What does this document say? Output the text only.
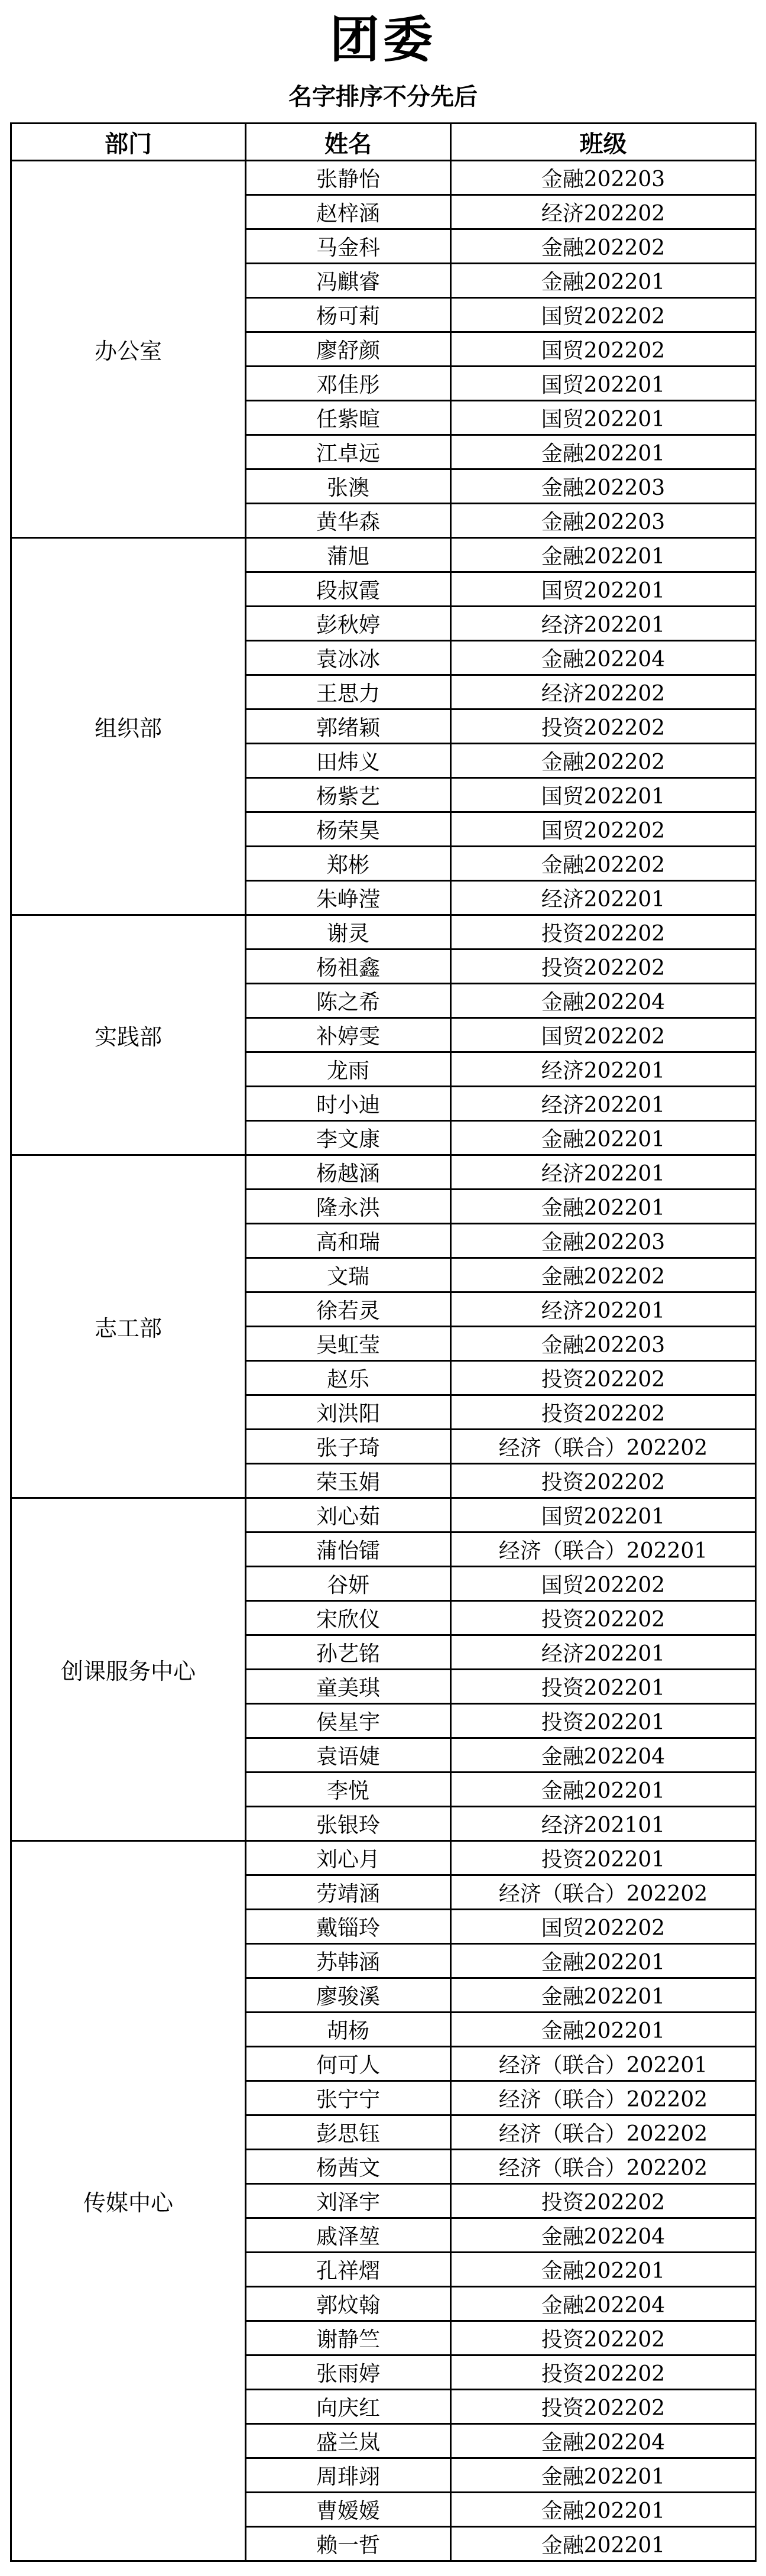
团委
名字排序不分先后
部门	姓名	班级
办公室	张静怡	金融202203
	赵梓涵	经济202202
	马金科	金融202202
	冯麒睿	金融202201
	杨可莉	国贸202202
	廖舒颜	国贸202202
	邓佳彤	国贸202201
	任紫暄	国贸202201
	江卓远	金融202201
	张澳	金融202203
	黄华森	金融202203
组织部	蒲旭	金融202201
	段叔霞	国贸202201
	彭秋婷	经济202201
	袁冰冰	金融202204
	王思力	经济202202
	郭绪颖	投资202202
	田炜义	金融202202
	杨紫艺	国贸202201
	杨荣昊	国贸202202
	郑彬	金融202202
	朱峥滢	经济202201
实践部	谢灵	投资202202
	杨祖鑫	投资202202
	陈之希	金融202204
	补婷雯	国贸202202
	龙雨	经济202201
	时小迪	经济202201
	李文康	金融202201
志工部	杨越涵	经济202201
	隆永洪	金融202201
	高和瑞	金融202203
	文瑞	金融202202
	徐若灵	经济202201
	吴虹莹	金融202203
	赵乐	投资202202
	刘洪阳	投资202202
	张子琦	经济（联合）202202
	荣玉娟	投资202202
创课服务中心	刘心茹	国贸202201
	蒲怡镭	经济（联合）202201
	谷妍	国贸202202
	宋欣仪	投资202202
	孙艺铭	经济202201
	童美琪	投资202201
	侯星宇	投资202201
	袁语婕	金融202204
	李悦	金融202201
	张银玲	经济202101
传媒中心	刘心月	投资202201
	劳靖涵	经济（联合）202202
	戴锱玲	国贸202202
	苏韩涵	金融202201
	廖骏溪	金融202201
	胡杨	金融202201
	何可人	经济（联合）202201
	张宁宁	经济（联合）202202
	彭思钰	经济（联合）202202
	杨茜文	经济（联合）202202
	刘泽宇	投资202202
	戚泽堃	金融202204
	孔祥熠	金融202201
	郭炆翰	金融202204
	谢静竺	投资202202
	张雨婷	投资202202
	向庆红	投资202202
	盛兰岚	金融202204
	周琲翊	金融202201
	曹嫒嫒	金融202201
	赖一哲	金融202201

============

Restate the whole listing above exactly, except for its images.

What does this document say? Output the text only.
团委
名字排序不分先后
部门	姓名	班级
办公室	张静怡	金融202203
	赵梓涵	经济202202
	马金科	金融202202
	冯麒睿	金融202201
	杨可莉	国贸202202
	廖舒颜	国贸202202
	邓佳彤	国贸202201
	任紫暄	国贸202201
	江卓远	金融202201
	张澳	金融202203
	黄华森	金融202203
组织部	蒲旭	金融202201
	段叔霞	国贸202201
	彭秋婷	经济202201
	袁冰冰	金融202204
	王思力	经济202202
	郭绪颖	投资202202
	田炜义	金融202202
	杨紫艺	国贸202201
	杨荣昊	国贸202202
	郑彬	金融202202
	朱峥滢	经济202201
实践部	谢灵	投资202202
	杨祖鑫	投资202202
	陈之希	金融202204
	补婷雯	国贸202202
	龙雨	经济202201
	时小迪	经济202201
	李文康	金融202201
志工部	杨越涵	经济202201
	隆永洪	金融202201
	高和瑞	金融202203
	文瑞	金融202202
	徐若灵	经济202201
	吴虹莹	金融202203
	赵乐	投资202202
	刘洪阳	投资202202
	张子琦	经济（联合）202202
	荣玉娟	投资202202
创课服务中心	刘心茹	国贸202201
	蒲怡镭	经济（联合）202201
	谷妍	国贸202202
	宋欣仪	投资202202
	孙艺铭	经济202201
	童美琪	投资202201
	侯星宇	投资202201
	袁语婕	金融202204
	李悦	金融202201
	张银玲	经济202101
传媒中心	刘心月	投资202201
	劳靖涵	经济（联合）202202
	戴锱玲	国贸202202
	苏韩涵	金融202201
	廖骏溪	金融202201
	胡杨	金融202201
	何可人	经济（联合）202201
	张宁宁	经济（联合）202202
	彭思钰	经济（联合）202202
	杨茜文	经济（联合）202202
	刘泽宇	投资202202
	戚泽堃	金融202204
	孔祥熠	金融202201
	郭炆翰	金融202204
	谢静竺	投资202202
	张雨婷	投资202202
	向庆红	投资202202
	盛兰岚	金融202204
	周琲翊	金融202201
	曹嫒嫒	金融202201
	赖一哲	金融202201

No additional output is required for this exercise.